**Given instruction:**
Take the line containing "Read this page and output its text content." and every line after it in the data below, and print them exactly as given, with nothing else.

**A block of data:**

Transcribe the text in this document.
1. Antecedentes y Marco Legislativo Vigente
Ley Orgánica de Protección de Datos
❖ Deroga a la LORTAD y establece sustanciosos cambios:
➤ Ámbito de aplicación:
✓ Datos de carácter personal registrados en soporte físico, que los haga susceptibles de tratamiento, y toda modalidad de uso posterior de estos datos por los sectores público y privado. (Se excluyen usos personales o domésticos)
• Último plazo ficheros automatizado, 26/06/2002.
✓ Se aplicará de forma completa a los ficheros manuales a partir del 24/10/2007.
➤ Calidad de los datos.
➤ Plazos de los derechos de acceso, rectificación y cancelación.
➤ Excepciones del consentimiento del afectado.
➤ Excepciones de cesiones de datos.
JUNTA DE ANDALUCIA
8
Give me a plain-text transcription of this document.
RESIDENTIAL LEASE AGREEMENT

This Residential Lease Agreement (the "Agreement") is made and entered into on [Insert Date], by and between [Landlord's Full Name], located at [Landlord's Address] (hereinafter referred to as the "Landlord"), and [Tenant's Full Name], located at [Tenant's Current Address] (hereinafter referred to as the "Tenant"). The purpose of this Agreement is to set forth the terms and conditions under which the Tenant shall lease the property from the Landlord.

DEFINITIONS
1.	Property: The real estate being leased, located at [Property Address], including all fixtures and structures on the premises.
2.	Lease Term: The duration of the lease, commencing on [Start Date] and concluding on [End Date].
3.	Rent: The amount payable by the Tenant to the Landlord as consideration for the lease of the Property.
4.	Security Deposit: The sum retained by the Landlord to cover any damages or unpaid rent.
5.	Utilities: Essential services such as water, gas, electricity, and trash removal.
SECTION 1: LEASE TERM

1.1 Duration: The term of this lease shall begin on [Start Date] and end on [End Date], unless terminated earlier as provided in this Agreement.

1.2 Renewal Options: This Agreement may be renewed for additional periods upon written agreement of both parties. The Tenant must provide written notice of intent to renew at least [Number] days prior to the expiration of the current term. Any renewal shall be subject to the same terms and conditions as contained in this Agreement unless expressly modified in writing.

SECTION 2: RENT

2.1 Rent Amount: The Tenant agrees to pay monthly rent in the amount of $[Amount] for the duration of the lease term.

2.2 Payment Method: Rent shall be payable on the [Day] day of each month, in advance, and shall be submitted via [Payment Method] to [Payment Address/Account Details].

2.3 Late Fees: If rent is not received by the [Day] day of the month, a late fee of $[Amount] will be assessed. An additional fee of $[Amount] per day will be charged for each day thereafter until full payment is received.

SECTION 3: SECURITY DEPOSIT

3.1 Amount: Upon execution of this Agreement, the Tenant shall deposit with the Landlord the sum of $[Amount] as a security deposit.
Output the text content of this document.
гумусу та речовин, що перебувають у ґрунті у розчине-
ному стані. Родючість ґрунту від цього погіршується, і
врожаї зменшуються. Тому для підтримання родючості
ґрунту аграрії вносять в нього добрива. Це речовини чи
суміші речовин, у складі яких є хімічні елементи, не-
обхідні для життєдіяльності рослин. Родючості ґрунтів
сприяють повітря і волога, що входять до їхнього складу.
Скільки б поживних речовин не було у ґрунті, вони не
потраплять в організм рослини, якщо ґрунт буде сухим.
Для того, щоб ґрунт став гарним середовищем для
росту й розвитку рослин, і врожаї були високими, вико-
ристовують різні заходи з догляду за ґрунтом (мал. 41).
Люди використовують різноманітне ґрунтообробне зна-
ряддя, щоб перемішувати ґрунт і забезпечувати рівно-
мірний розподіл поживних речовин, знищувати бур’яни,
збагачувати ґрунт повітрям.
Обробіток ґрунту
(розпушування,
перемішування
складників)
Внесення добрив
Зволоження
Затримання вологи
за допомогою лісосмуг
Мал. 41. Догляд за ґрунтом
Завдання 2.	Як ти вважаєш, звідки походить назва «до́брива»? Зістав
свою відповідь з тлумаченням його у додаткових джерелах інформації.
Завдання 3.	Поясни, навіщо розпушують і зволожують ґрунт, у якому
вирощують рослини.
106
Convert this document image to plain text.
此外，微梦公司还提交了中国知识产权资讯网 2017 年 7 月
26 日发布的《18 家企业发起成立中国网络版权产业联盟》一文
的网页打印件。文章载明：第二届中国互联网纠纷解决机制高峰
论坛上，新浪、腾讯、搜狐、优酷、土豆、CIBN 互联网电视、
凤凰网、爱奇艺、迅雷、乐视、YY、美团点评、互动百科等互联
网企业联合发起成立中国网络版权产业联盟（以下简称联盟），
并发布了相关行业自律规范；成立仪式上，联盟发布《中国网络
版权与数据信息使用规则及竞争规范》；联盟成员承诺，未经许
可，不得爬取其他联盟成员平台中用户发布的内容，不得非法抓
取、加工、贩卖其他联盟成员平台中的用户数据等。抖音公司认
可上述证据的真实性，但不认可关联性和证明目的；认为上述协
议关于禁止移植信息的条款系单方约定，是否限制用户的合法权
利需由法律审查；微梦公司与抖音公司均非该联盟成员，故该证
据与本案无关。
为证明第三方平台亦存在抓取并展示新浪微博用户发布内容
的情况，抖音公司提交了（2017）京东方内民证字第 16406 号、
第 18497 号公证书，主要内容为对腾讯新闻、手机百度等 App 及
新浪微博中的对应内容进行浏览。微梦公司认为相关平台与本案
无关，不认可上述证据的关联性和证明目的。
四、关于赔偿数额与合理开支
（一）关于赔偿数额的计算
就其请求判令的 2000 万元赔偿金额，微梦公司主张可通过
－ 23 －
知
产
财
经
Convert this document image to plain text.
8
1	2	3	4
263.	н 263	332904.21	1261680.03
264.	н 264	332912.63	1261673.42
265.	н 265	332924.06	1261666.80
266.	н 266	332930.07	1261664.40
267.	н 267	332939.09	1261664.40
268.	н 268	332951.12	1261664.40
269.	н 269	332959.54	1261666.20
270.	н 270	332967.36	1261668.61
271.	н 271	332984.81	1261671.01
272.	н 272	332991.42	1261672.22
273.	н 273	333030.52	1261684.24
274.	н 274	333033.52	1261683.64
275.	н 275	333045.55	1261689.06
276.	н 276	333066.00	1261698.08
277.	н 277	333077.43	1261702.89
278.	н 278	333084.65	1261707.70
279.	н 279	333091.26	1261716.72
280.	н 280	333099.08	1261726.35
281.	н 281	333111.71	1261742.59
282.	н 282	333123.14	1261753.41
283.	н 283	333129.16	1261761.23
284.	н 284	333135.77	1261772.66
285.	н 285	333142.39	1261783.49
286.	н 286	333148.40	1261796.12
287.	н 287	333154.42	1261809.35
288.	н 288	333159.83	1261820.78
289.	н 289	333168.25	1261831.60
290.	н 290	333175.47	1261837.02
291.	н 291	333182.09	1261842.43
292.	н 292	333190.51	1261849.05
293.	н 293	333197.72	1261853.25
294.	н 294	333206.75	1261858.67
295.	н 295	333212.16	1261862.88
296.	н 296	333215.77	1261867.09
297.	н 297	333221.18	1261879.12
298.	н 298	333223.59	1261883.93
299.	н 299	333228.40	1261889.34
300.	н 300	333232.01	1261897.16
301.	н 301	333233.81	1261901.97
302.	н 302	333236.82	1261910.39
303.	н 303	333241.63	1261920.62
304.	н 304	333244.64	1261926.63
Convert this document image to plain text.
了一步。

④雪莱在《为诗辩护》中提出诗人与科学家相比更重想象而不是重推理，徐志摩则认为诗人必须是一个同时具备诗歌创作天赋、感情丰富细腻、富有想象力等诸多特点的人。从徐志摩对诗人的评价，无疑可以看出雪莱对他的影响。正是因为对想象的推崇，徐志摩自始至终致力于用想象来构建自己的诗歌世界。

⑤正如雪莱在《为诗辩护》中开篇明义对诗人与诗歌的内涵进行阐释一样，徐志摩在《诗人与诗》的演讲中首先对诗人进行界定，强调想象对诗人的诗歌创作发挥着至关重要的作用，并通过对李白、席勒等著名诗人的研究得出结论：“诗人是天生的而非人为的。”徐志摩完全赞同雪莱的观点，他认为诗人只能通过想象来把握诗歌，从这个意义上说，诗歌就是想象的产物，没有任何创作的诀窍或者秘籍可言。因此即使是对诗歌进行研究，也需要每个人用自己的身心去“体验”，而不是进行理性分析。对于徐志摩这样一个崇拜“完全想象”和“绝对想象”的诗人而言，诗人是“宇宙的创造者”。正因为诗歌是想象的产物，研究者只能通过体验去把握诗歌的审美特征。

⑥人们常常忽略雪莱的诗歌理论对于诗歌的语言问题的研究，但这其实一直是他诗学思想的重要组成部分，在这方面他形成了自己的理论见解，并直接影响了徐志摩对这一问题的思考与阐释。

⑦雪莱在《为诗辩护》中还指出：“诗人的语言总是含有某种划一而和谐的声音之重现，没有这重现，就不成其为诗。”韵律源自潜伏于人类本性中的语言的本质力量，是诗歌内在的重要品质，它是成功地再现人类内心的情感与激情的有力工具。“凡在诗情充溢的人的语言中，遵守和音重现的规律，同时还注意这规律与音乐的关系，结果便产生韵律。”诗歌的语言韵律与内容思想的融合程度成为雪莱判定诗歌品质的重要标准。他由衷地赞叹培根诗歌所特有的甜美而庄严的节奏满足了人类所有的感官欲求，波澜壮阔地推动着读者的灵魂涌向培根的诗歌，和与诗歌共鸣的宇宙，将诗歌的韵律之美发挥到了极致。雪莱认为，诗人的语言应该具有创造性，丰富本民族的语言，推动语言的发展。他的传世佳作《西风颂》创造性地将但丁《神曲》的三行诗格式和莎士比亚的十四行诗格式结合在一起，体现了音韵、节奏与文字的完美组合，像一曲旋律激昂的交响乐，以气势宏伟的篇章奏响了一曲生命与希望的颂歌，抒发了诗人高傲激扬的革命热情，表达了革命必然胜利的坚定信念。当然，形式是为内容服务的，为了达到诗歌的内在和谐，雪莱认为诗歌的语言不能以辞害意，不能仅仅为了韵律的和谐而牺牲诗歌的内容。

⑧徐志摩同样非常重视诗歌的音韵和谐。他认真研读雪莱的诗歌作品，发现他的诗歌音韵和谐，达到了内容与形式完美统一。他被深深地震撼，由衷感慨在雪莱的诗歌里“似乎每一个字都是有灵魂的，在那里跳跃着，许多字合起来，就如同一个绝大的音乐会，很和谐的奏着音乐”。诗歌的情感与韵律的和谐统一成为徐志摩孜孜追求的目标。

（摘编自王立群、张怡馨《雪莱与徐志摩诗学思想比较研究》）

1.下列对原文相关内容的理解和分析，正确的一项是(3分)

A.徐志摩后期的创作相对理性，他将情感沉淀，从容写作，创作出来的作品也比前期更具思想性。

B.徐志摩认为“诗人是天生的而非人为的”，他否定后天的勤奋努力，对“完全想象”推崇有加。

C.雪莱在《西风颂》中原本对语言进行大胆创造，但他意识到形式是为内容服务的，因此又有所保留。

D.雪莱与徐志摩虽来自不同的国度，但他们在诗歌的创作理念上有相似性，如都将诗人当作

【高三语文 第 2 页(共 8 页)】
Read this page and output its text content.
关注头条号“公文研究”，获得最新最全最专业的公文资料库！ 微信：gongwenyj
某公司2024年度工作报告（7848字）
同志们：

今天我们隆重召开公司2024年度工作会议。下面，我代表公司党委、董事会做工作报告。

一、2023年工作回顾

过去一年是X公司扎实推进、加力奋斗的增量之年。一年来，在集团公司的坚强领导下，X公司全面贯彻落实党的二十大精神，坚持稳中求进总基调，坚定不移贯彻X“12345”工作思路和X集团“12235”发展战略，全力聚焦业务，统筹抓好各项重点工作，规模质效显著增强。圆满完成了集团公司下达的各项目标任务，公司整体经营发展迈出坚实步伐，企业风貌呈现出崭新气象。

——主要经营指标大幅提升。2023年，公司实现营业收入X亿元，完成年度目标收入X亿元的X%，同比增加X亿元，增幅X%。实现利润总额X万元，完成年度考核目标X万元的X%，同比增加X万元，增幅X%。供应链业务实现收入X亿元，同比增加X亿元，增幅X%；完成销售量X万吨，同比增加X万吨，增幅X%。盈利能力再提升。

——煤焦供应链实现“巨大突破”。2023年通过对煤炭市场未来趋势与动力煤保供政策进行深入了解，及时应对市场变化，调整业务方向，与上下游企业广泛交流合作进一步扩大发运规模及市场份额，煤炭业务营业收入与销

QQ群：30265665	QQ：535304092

**Correct response:**
Read this page and output its text content.
关注头条号“公文研究”，获得最新最全最专业的公文资料库！ 微信：gongwenyj
某公司2024年度工作报告（7848字）
同志们：

今天我们隆重召开公司2024年度工作会议。下面，我代表公司党委、董事会做工作报告。

一、2023年工作回顾

过去一年是X公司扎实推进、加力奋斗的增量之年。一年来，在集团公司的坚强领导下，X公司全面贯彻落实党的二十大精神，坚持稳中求进总基调，坚定不移贯彻X“12345”工作思路和X集团“12235”发展战略，全力聚焦业务，统筹抓好各项重点工作，规模质效显著增强。圆满完成了集团公司下达的各项目标任务，公司整体经营发展迈出坚实步伐，企业风貌呈现出崭新气象。

——主要经营指标大幅提升。2023年，公司实现营业收入X亿元，完成年度目标收入X亿元的X%，同比增加X亿元，增幅X%。实现利润总额X万元，完成年度考核目标X万元的X%，同比增加X万元，增幅X%。供应链业务实现收入X亿元，同比增加X亿元，增幅X%；完成销售量X万吨，同比增加X万吨，增幅X%。盈利能力再提升。

——煤焦供应链实现“巨大突破”。2023年通过对煤炭市场未来趋势与动力煤保供政策进行深入了解，及时应对市场变化，调整业务方向，与上下游企业广泛交流合作进一步扩大发运规模及市场份额，煤炭业务营业收入与销

QQ群：30265665	QQ：535304092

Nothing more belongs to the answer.